Make an exact copy of the records, dropping all pictures.

Collection entries:
— start —
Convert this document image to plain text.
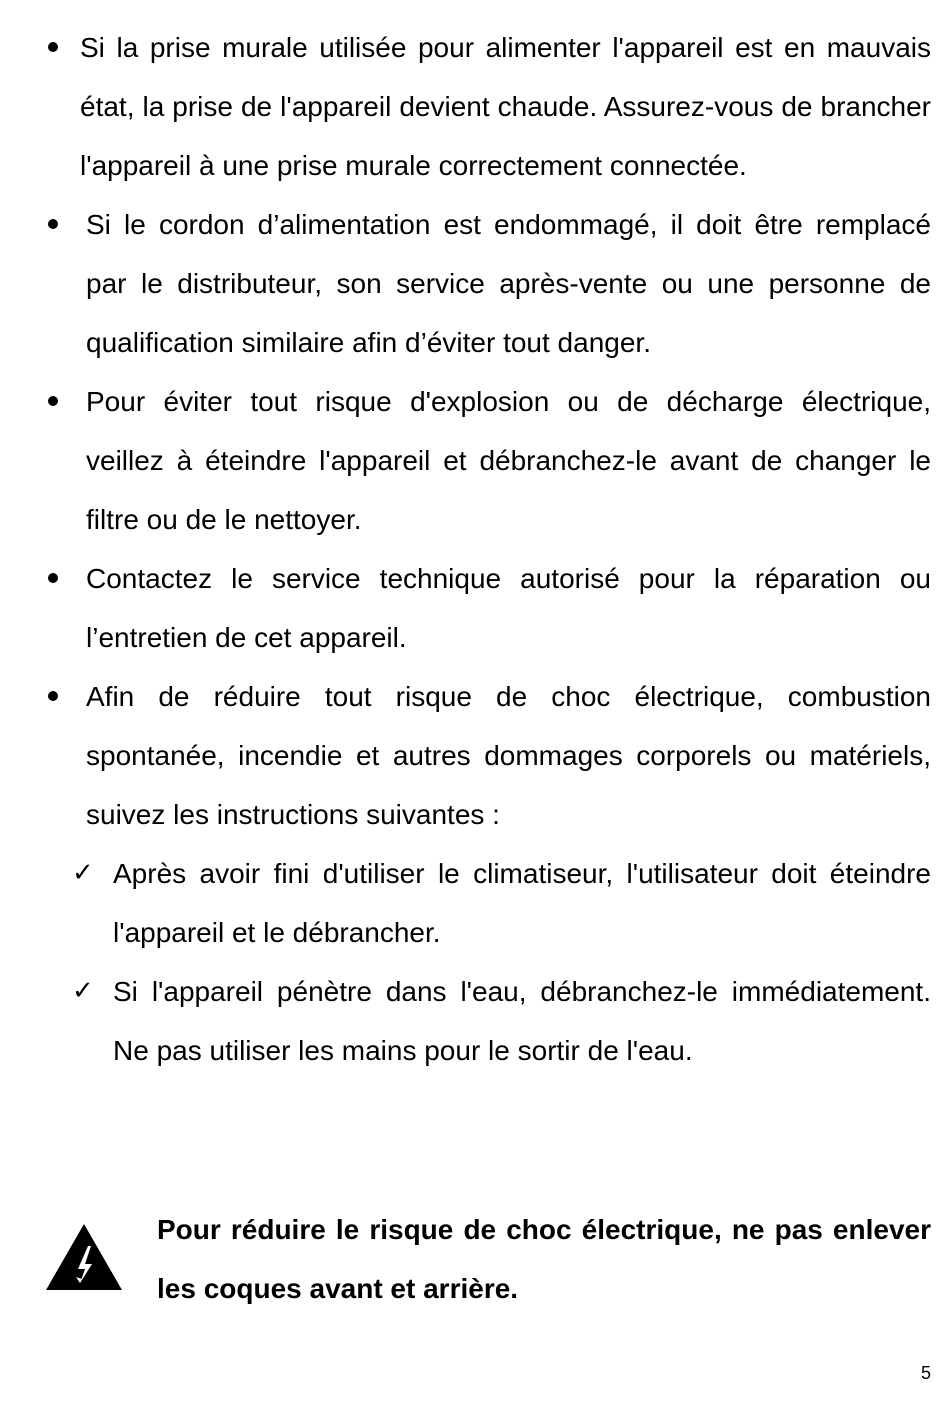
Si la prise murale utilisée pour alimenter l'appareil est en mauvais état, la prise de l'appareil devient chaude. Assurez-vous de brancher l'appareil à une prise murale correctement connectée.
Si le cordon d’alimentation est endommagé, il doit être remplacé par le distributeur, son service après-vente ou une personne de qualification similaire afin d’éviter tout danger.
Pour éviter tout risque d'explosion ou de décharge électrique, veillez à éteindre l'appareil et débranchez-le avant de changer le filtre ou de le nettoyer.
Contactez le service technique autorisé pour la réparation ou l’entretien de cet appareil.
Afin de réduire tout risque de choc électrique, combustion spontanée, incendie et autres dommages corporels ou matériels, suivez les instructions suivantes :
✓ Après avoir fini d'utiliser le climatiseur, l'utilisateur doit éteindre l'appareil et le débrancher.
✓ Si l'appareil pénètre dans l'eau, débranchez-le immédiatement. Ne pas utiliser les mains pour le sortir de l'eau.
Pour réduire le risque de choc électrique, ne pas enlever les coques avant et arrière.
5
— end —
• _The response_
Convert this document image to plain text.
Si la prise murale utilisée pour alimenter l'appareil est en mauvais état, la prise de l'appareil devient chaude. Assurez-vous de brancher l'appareil à une prise murale correctement connectée.
Si le cordon d’alimentation est endommagé, il doit être remplacé par le distributeur, son service après-vente ou une personne de qualification similaire afin d’éviter tout danger.
Pour éviter tout risque d'explosion ou de décharge électrique, veillez à éteindre l'appareil et débranchez-le avant de changer le filtre ou de le nettoyer.
Contactez le service technique autorisé pour la réparation ou l’entretien de cet appareil.
Afin de réduire tout risque de choc électrique, combustion spontanée, incendie et autres dommages corporels ou matériels, suivez les instructions suivantes :
✓ Après avoir fini d'utiliser le climatiseur, l'utilisateur doit éteindre l'appareil et le débrancher.
✓ Si l'appareil pénètre dans l'eau, débranchez-le immédiatement. Ne pas utiliser les mains pour le sortir de l'eau.
Pour réduire le risque de choc électrique, ne pas enlever les coques avant et arrière.
5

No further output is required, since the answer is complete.